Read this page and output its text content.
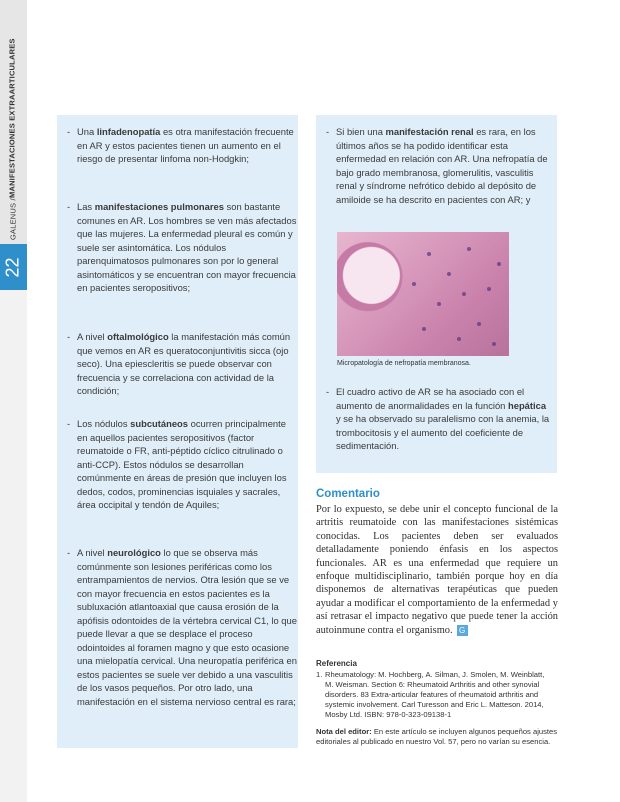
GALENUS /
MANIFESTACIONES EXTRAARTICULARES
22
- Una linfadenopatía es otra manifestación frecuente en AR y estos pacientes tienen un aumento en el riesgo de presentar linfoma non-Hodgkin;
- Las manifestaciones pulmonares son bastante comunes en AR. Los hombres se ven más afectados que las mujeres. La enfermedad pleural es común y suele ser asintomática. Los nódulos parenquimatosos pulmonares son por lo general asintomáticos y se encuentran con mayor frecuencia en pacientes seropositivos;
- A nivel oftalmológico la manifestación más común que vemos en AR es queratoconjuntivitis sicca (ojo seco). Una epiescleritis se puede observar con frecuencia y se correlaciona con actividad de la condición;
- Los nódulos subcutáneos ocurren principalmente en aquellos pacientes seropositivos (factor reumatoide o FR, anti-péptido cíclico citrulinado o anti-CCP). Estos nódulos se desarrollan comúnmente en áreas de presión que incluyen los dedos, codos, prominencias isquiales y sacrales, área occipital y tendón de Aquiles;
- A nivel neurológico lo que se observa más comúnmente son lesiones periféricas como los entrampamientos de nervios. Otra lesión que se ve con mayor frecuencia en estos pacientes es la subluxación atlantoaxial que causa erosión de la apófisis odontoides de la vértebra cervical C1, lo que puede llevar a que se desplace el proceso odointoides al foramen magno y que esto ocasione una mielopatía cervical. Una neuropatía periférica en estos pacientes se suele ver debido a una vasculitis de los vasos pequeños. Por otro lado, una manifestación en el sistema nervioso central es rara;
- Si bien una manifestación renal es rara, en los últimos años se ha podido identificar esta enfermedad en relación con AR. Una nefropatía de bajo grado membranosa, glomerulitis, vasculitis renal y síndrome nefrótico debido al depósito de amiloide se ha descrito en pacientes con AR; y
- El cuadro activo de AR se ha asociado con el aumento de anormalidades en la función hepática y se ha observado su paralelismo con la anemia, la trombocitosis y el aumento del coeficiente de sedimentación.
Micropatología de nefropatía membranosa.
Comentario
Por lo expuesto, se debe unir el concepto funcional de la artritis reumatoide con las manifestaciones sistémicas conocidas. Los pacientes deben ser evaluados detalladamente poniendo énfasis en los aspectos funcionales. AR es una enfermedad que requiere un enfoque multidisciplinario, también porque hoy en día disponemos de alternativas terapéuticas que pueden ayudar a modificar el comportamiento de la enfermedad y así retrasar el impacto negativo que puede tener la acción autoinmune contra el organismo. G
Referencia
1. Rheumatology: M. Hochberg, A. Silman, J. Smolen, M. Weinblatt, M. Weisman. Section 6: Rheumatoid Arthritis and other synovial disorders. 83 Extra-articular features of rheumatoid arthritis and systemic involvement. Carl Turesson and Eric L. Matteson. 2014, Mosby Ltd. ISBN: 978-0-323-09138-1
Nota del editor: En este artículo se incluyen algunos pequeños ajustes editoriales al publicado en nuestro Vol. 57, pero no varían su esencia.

### Given task
List each line of the records that holds the string "incluyen".

### Answer to this task
- Los nódulos subcutáneos ocurren principalmente en aquellos pacientes seropositivos (factor reumatoide o FR, anti-péptido cíclico citrulinado o anti-CCP). Estos nódulos se desarrollan comúnmente en áreas de presión que incluyen los dedos, codos, prominencias isquiales y sacrales, área occipital y tendón de Aquiles;
Nota del editor: En este artículo se incluyen algunos pequeños ajustes editoriales al publicado en nuestro Vol. 57, pero no varían su esencia.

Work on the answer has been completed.